_TASK DETAILS_
Gather up the lines that contain "this".

(Saved data entries)

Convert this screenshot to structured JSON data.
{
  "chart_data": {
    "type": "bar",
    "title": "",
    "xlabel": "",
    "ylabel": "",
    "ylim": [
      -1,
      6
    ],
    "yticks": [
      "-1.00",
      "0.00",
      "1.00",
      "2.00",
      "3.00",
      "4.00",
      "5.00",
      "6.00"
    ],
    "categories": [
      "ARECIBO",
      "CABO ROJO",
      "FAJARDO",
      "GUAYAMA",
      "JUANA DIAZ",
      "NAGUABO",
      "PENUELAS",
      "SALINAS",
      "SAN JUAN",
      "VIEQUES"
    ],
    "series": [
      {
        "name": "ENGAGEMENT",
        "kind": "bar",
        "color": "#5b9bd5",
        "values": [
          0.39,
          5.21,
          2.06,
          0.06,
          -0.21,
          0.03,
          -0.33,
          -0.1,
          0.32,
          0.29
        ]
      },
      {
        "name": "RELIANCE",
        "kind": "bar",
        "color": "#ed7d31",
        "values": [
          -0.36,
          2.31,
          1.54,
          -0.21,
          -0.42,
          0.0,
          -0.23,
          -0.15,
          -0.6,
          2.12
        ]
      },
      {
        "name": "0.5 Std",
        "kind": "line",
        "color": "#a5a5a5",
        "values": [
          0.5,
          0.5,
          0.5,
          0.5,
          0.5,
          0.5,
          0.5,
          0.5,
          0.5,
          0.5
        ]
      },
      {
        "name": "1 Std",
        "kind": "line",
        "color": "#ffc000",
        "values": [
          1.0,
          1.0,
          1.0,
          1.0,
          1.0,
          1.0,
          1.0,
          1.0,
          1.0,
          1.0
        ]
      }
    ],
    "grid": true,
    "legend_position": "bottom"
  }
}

...

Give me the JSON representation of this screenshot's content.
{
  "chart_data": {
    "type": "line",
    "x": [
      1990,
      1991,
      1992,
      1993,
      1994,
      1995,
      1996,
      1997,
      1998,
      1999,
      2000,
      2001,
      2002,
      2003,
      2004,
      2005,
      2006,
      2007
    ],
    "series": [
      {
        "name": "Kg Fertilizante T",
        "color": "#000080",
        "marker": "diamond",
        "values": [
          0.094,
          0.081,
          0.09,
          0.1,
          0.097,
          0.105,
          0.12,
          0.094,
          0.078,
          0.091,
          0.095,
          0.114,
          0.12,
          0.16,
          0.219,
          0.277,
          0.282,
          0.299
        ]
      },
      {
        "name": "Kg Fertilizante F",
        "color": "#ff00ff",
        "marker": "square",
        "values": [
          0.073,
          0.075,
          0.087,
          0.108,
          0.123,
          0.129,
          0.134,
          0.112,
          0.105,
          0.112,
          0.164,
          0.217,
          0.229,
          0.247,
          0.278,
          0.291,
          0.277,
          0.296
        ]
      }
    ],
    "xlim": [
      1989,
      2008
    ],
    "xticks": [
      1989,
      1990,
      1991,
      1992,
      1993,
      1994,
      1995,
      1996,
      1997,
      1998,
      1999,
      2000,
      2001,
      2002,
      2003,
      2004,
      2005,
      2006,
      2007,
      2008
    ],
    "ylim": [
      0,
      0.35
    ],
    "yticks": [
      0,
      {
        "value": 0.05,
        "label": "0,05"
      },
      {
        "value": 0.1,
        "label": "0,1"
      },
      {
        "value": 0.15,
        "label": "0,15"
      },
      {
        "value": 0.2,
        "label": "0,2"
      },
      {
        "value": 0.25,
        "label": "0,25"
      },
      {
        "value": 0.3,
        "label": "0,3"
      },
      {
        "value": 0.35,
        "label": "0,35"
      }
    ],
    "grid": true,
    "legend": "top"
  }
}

_IN RESPONSE_
Convert this screenshot to structured JSON data.
Give me the JSON representation of this screenshot's content.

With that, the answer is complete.